── LISTING
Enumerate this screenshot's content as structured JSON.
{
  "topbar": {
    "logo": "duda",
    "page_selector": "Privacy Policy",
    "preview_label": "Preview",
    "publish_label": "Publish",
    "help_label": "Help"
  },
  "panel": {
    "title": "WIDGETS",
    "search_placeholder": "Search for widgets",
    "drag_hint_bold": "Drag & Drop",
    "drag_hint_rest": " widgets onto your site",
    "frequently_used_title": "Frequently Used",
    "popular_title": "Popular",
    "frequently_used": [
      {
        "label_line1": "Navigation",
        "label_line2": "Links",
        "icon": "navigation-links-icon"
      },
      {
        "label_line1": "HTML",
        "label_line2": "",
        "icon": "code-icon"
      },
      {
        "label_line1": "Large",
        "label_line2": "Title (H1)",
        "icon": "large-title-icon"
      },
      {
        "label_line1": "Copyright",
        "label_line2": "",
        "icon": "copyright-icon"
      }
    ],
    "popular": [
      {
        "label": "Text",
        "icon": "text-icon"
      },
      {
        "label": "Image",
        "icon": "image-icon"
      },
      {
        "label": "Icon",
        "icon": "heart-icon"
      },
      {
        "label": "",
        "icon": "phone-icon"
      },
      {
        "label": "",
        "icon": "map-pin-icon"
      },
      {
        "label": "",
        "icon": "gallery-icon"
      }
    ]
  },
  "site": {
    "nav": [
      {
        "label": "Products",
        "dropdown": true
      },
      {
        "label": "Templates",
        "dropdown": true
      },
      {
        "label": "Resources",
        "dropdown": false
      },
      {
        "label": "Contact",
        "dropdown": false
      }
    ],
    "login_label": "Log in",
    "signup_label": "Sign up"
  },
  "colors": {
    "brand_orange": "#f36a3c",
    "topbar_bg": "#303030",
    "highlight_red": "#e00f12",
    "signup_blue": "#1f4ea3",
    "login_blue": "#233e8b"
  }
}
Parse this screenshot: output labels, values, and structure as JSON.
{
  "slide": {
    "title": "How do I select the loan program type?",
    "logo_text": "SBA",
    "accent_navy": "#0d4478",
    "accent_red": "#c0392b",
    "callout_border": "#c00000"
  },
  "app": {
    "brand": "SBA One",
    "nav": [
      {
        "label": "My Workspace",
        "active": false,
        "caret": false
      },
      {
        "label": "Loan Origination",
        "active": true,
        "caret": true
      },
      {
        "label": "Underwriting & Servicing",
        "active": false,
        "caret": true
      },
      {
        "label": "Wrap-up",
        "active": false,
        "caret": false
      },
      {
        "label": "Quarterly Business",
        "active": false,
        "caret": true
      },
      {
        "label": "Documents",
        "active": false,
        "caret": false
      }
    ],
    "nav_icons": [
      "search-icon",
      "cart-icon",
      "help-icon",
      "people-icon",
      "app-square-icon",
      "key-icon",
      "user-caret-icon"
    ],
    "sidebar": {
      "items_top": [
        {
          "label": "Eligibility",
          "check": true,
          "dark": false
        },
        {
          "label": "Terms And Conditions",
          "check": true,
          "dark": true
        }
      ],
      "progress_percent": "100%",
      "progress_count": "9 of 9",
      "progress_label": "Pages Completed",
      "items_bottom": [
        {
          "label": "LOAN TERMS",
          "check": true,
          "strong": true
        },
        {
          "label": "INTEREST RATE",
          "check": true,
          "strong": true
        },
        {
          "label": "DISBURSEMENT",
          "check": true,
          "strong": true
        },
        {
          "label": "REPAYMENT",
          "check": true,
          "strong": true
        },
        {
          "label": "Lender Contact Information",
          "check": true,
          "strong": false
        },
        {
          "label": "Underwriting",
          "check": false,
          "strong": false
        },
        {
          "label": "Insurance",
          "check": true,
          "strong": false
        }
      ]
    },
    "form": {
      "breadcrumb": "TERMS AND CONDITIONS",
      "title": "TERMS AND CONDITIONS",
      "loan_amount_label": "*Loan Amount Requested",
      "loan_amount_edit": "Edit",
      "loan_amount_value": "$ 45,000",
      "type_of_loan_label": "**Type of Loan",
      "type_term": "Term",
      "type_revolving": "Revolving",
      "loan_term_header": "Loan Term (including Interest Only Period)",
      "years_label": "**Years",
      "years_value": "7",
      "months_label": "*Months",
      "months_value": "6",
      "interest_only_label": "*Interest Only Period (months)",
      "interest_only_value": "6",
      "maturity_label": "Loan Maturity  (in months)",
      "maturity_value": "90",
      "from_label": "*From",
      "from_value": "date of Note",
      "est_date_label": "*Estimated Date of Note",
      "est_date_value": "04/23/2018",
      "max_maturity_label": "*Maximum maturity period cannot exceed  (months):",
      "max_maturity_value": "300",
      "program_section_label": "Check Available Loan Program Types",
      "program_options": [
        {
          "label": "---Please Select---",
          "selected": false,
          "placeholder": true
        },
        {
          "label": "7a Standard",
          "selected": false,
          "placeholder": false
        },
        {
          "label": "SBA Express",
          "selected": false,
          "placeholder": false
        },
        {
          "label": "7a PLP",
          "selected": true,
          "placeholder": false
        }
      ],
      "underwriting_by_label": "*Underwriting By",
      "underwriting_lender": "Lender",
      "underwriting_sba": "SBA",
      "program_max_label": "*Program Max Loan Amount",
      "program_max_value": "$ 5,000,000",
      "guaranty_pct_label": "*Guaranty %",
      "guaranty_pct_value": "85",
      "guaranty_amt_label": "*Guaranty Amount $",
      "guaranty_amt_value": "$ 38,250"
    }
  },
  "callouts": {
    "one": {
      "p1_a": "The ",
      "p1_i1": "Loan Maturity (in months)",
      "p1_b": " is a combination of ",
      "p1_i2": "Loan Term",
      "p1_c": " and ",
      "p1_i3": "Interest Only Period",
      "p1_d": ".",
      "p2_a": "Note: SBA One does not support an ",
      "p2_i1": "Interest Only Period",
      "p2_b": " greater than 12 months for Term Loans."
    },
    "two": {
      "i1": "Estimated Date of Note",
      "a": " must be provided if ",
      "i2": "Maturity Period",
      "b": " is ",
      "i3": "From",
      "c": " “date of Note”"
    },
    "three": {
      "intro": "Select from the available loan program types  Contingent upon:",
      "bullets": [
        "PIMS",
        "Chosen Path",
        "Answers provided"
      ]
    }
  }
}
────
▶ [BRIEF]:
Above are the records; copy all of them exactly.

▶ [RESULT FOR THIS EXERCISE]:
Enumerate this screenshot's content as structured JSON.
{
  "topbar": {
    "logo": "duda",
    "page_selector": "Privacy Policy",
    "preview_label": "Preview",
    "publish_label": "Publish",
    "help_label": "Help"
  },
  "panel": {
    "title": "WIDGETS",
    "search_placeholder": "Search for widgets",
    "drag_hint_bold": "Drag & Drop",
    "drag_hint_rest": " widgets onto your site",
    "frequently_used_title": "Frequently Used",
    "popular_title": "Popular",
    "frequently_used": [
      {
        "label_line1": "Navigation",
        "label_line2": "Links",
        "icon": "navigation-links-icon"
      },
      {
        "label_line1": "HTML",
        "label_line2": "",
        "icon": "code-icon"
      },
      {
        "label_line1": "Large",
        "label_line2": "Title (H1)",
        "icon": "large-title-icon"
      },
      {
        "label_line1": "Copyright",
        "label_line2": "",
        "icon": "copyright-icon"
      }
    ],
    "popular": [
      {
        "label": "Text",
        "icon": "text-icon"
      },
      {
        "label": "Image",
        "icon": "image-icon"
      },
      {
        "label": "Icon",
        "icon": "heart-icon"
      },
      {
        "label": "",
        "icon": "phone-icon"
      },
      {
        "label": "",
        "icon": "map-pin-icon"
      },
      {
        "label": "",
        "icon": "gallery-icon"
      }
    ]
  },
  "site": {
    "nav": [
      {
        "label": "Products",
        "dropdown": true
      },
      {
        "label": "Templates",
        "dropdown": true
      },
      {
        "label": "Resources",
        "dropdown": false
      },
      {
        "label": "Contact",
        "dropdown": false
      }
    ],
    "login_label": "Log in",
    "signup_label": "Sign up"
  },
  "colors": {
    "brand_orange": "#f36a3c",
    "topbar_bg": "#303030",
    "highlight_red": "#e00f12",
    "signup_blue": "#1f4ea3",
    "login_blue": "#233e8b"
  }
}
Parse this screenshot: output labels, values, and structure as JSON.
{
  "slide": {
    "title": "How do I select the loan program type?",
    "logo_text": "SBA",
    "accent_navy": "#0d4478",
    "accent_red": "#c0392b",
    "callout_border": "#c00000"
  },
  "app": {
    "brand": "SBA One",
    "nav": [
      {
        "label": "My Workspace",
        "active": false,
        "caret": false
      },
      {
        "label": "Loan Origination",
        "active": true,
        "caret": true
      },
      {
        "label": "Underwriting & Servicing",
        "active": false,
        "caret": true
      },
      {
        "label": "Wrap-up",
        "active": false,
        "caret": false
      },
      {
        "label": "Quarterly Business",
        "active": false,
        "caret": true
      },
      {
        "label": "Documents",
        "active": false,
        "caret": false
      }
    ],
    "nav_icons": [
      "search-icon",
      "cart-icon",
      "help-icon",
      "people-icon",
      "app-square-icon",
      "key-icon",
      "user-caret-icon"
    ],
    "sidebar": {
      "items_top": [
        {
          "label": "Eligibility",
          "check": true,
          "dark": false
        },
        {
          "label": "Terms And Conditions",
          "check": true,
          "dark": true
        }
      ],
      "progress_percent": "100%",
      "progress_count": "9 of 9",
      "progress_label": "Pages Completed",
      "items_bottom": [
        {
          "label": "LOAN TERMS",
          "check": true,
          "strong": true
        },
        {
          "label": "INTEREST RATE",
          "check": true,
          "strong": true
        },
        {
          "label": "DISBURSEMENT",
          "check": true,
          "strong": true
        },
        {
          "label": "REPAYMENT",
          "check": true,
          "strong": true
        },
        {
          "label": "Lender Contact Information",
          "check": true,
          "strong": false
        },
        {
          "label": "Underwriting",
          "check": false,
          "strong": false
        },
        {
          "label": "Insurance",
          "check": true,
          "strong": false
        }
      ]
    },
    "form": {
      "breadcrumb": "TERMS AND CONDITIONS",
      "title": "TERMS AND CONDITIONS",
      "loan_amount_label": "*Loan Amount Requested",
      "loan_amount_edit": "Edit",
      "loan_amount_value": "$ 45,000",
      "type_of_loan_label": "**Type of Loan",
      "type_term": "Term",
      "type_revolving": "Revolving",
      "loan_term_header": "Loan Term (including Interest Only Period)",
      "years_label": "**Years",
      "years_value": "7",
      "months_label": "*Months",
      "months_value": "6",
      "interest_only_label": "*Interest Only Period (months)",
      "interest_only_value": "6",
      "maturity_label": "Loan Maturity  (in months)",
      "maturity_value": "90",
      "from_label": "*From",
      "from_value": "date of Note",
      "est_date_label": "*Estimated Date of Note",
      "est_date_value": "04/23/2018",
      "max_maturity_label": "*Maximum maturity period cannot exceed  (months):",
      "max_maturity_value": "300",
      "program_section_label": "Check Available Loan Program Types",
      "program_options": [
        {
          "label": "---Please Select---",
          "selected": false,
          "placeholder": true
        },
        {
          "label": "7a Standard",
          "selected": false,
          "placeholder": false
        },
        {
          "label": "SBA Express",
          "selected": false,
          "placeholder": false
        },
        {
          "label": "7a PLP",
          "selected": true,
          "placeholder": false
        }
      ],
      "underwriting_by_label": "*Underwriting By",
      "underwriting_lender": "Lender",
      "underwriting_sba": "SBA",
      "program_max_label": "*Program Max Loan Amount",
      "program_max_value": "$ 5,000,000",
      "guaranty_pct_label": "*Guaranty %",
      "guaranty_pct_value": "85",
      "guaranty_amt_label": "*Guaranty Amount $",
      "guaranty_amt_value": "$ 38,250"
    }
  },
  "callouts": {
    "one": {
      "p1_a": "The ",
      "p1_i1": "Loan Maturity (in months)",
      "p1_b": " is a combination of ",
      "p1_i2": "Loan Term",
      "p1_c": " and ",
      "p1_i3": "Interest Only Period",
      "p1_d": ".",
      "p2_a": "Note: SBA One does not support an ",
      "p2_i1": "Interest Only Period",
      "p2_b": " greater than 12 months for Term Loans."
    },
    "two": {
      "i1": "Estimated Date of Note",
      "a": " must be provided if ",
      "i2": "Maturity Period",
      "b": " is ",
      "i3": "From",
      "c": " “date of Note”"
    },
    "three": {
      "intro": "Select from the available loan program types  Contingent upon:",
      "bullets": [
        "PIMS",
        "Chosen Path",
        "Answers provided"
      ]
    }
  }
}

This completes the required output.